EXERCISE REQUIREMENTS: Extract everything from the beginning of the material down through the line containing "- plan-box: Individual", and reproduce those lines word for word.

Stored entries:
◆ ◆ ◆ ◆ ◆

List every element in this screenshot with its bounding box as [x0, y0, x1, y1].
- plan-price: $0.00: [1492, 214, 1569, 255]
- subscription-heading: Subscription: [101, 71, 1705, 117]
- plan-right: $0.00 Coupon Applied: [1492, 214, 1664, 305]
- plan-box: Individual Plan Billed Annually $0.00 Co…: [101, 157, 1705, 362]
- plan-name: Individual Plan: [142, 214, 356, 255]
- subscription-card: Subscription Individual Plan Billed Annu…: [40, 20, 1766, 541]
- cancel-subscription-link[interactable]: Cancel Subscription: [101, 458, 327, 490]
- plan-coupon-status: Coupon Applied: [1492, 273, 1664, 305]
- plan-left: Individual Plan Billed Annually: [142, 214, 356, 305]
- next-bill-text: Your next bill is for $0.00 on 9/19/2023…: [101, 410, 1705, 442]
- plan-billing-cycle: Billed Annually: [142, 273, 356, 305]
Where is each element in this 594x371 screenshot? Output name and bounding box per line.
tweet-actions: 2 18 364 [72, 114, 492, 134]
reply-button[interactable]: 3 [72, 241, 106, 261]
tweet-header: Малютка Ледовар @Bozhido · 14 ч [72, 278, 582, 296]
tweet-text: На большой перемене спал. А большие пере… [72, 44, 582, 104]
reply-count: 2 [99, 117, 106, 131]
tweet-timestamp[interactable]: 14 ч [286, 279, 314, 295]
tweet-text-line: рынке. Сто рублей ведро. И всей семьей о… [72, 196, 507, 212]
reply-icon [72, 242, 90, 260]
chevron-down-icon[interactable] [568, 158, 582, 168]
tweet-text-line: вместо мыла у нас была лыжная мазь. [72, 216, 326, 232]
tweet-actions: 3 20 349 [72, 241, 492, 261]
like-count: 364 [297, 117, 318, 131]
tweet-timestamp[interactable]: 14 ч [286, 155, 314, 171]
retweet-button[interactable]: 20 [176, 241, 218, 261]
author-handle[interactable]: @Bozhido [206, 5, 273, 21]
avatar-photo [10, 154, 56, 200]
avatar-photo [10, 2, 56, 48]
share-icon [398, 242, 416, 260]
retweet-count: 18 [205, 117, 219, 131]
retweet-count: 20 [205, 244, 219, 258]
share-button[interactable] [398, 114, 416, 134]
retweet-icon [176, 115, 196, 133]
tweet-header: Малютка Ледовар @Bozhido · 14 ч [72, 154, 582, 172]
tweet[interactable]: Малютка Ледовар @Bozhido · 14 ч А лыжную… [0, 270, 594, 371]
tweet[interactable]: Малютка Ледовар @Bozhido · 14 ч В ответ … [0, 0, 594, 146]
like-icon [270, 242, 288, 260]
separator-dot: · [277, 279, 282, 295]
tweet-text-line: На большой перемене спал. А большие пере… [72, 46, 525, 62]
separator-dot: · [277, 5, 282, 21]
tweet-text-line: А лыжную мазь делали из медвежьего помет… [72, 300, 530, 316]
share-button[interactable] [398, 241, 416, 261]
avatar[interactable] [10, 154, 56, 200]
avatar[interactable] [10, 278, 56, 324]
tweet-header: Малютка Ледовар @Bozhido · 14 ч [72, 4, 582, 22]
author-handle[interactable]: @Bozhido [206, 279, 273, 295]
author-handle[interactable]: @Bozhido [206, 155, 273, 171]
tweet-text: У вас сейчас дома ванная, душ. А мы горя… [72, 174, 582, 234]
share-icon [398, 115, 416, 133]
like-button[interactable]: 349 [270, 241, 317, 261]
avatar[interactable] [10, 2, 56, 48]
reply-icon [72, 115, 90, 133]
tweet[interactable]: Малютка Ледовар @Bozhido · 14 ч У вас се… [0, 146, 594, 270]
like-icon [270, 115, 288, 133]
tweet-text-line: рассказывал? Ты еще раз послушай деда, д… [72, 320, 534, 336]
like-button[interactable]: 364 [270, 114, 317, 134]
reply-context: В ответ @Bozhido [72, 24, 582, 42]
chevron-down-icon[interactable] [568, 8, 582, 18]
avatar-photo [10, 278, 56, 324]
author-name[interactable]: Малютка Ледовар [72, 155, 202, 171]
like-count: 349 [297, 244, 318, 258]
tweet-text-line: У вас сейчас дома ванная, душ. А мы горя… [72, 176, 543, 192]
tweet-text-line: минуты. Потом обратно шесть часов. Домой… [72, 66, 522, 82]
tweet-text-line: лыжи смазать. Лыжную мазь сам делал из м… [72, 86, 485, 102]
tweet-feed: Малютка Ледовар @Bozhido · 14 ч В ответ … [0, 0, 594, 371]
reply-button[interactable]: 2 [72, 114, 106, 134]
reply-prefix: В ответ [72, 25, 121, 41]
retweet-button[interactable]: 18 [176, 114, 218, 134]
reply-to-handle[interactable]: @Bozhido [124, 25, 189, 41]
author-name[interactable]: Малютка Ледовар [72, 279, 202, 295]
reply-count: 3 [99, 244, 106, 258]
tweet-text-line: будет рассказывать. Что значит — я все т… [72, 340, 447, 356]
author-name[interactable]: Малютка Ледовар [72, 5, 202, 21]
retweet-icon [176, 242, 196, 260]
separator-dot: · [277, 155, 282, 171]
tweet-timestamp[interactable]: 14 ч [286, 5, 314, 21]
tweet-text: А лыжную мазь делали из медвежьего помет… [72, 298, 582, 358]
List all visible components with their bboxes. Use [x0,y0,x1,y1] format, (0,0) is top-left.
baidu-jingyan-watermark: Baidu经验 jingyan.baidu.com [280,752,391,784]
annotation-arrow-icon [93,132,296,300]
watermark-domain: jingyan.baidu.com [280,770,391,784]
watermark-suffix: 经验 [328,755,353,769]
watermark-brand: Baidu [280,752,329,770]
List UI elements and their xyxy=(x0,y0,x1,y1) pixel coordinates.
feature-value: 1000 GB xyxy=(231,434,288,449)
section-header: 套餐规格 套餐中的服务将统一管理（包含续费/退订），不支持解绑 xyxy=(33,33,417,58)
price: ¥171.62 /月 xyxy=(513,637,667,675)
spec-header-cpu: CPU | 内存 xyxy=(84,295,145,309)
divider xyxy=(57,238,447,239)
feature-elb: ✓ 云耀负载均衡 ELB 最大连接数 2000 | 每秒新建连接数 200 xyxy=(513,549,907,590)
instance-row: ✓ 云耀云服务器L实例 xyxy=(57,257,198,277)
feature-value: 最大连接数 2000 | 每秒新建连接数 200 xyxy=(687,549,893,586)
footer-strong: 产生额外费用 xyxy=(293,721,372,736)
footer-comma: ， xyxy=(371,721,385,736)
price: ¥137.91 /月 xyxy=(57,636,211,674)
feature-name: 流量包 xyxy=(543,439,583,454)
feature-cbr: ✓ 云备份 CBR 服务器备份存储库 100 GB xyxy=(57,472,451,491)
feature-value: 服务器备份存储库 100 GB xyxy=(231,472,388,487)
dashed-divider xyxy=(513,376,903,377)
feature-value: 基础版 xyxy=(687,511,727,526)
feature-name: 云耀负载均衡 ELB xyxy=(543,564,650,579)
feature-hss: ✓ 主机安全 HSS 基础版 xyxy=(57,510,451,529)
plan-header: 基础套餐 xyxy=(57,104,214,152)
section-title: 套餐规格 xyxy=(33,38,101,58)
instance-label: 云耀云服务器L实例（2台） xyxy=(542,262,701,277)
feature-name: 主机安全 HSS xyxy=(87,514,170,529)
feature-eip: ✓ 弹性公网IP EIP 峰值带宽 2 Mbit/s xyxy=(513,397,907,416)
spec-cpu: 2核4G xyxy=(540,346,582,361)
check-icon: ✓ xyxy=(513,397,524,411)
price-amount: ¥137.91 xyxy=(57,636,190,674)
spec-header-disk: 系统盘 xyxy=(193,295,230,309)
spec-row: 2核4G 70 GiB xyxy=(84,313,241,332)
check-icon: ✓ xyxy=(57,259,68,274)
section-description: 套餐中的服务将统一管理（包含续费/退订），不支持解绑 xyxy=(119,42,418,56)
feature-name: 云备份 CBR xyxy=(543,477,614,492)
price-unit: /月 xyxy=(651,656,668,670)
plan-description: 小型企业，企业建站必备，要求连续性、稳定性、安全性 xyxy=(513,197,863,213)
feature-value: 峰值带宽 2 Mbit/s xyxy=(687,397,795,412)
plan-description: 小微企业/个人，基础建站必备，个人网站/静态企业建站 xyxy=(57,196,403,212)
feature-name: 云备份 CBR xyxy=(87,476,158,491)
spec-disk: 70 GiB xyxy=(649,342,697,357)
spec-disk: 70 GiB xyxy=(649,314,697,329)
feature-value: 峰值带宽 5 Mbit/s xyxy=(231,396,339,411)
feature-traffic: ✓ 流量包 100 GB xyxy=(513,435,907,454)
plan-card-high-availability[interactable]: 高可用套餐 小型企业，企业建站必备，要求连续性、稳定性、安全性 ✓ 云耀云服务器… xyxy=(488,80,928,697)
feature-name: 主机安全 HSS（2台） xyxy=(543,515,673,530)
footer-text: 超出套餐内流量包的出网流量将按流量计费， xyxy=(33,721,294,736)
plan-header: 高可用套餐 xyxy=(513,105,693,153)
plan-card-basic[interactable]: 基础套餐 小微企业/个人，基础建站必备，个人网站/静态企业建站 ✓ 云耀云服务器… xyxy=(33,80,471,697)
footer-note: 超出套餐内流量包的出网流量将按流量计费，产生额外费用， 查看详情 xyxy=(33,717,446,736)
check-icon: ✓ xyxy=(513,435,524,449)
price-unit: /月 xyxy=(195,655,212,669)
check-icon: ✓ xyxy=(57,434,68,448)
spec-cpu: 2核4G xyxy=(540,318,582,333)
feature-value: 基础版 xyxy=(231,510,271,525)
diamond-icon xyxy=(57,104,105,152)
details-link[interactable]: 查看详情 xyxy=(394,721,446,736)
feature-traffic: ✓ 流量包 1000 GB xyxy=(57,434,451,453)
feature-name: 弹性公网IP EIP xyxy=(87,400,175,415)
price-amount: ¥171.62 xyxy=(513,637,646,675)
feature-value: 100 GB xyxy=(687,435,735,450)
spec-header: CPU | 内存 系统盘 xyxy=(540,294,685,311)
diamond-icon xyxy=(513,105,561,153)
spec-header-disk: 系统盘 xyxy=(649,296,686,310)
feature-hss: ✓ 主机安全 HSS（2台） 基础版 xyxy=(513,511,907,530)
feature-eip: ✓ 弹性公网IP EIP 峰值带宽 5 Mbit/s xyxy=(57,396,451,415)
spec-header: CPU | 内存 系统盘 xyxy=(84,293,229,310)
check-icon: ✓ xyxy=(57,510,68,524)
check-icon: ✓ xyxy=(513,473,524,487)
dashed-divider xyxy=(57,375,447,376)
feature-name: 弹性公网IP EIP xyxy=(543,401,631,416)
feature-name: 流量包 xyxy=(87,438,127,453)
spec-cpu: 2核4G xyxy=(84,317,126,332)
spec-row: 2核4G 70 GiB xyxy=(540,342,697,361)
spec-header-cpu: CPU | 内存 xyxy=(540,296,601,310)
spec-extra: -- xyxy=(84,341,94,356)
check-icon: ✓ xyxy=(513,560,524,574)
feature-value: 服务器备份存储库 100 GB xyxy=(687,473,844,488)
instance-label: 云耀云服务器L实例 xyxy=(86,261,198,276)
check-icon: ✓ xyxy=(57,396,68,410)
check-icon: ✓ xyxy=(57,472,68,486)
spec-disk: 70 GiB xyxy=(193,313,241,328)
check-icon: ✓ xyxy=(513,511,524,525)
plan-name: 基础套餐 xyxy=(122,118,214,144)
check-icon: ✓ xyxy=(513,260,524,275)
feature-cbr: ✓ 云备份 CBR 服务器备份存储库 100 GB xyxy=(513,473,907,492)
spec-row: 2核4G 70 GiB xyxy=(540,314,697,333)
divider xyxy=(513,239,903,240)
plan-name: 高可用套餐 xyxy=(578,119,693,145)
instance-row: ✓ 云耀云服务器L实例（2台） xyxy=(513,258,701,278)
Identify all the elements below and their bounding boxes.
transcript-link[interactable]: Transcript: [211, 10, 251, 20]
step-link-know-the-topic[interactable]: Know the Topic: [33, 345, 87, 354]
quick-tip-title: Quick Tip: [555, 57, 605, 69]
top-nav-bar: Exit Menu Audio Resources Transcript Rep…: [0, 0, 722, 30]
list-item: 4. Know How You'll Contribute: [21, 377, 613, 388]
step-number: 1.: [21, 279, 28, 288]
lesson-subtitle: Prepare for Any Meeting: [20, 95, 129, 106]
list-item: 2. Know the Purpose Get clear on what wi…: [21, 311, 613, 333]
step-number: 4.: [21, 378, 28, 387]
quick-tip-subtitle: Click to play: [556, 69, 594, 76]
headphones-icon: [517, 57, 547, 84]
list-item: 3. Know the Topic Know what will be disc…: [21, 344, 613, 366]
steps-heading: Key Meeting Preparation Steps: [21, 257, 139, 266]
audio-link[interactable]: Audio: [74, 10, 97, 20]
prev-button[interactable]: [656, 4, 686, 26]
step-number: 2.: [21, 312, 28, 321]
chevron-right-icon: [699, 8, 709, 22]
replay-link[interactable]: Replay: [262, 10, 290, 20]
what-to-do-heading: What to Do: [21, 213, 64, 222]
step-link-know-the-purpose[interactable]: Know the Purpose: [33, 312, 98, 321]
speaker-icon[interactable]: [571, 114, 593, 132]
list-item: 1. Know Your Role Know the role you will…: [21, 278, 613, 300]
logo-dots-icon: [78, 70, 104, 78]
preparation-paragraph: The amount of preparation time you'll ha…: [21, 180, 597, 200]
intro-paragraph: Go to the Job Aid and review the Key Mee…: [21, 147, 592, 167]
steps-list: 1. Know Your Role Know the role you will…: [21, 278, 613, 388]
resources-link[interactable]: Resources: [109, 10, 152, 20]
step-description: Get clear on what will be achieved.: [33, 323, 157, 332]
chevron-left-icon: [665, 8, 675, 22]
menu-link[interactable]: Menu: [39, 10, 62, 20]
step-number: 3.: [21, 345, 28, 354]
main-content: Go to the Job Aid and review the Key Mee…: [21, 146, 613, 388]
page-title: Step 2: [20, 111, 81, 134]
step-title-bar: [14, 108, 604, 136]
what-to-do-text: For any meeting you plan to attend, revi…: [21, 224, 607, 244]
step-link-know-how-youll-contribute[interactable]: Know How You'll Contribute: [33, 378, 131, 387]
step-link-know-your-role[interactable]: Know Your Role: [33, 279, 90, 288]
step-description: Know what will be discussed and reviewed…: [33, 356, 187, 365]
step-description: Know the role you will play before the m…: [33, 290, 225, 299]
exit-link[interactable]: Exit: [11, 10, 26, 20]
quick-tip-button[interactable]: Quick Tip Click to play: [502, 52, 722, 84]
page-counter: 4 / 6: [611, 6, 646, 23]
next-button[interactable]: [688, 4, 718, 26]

◆ ◆ ◆ ◆ ◆

SOLVED EXERCISE:
List every element in this screenshot with its bounding box as [x0, y0, x1, y1].
- plan-price: $0.00: [1492, 214, 1569, 255]
- subscription-heading: Subscription: [101, 71, 1705, 117]
- plan-right: $0.00 Coupon Applied: [1492, 214, 1664, 305]
- plan-box: Individual Plan Billed Annually $0.00 Co…: [101, 157, 1705, 362]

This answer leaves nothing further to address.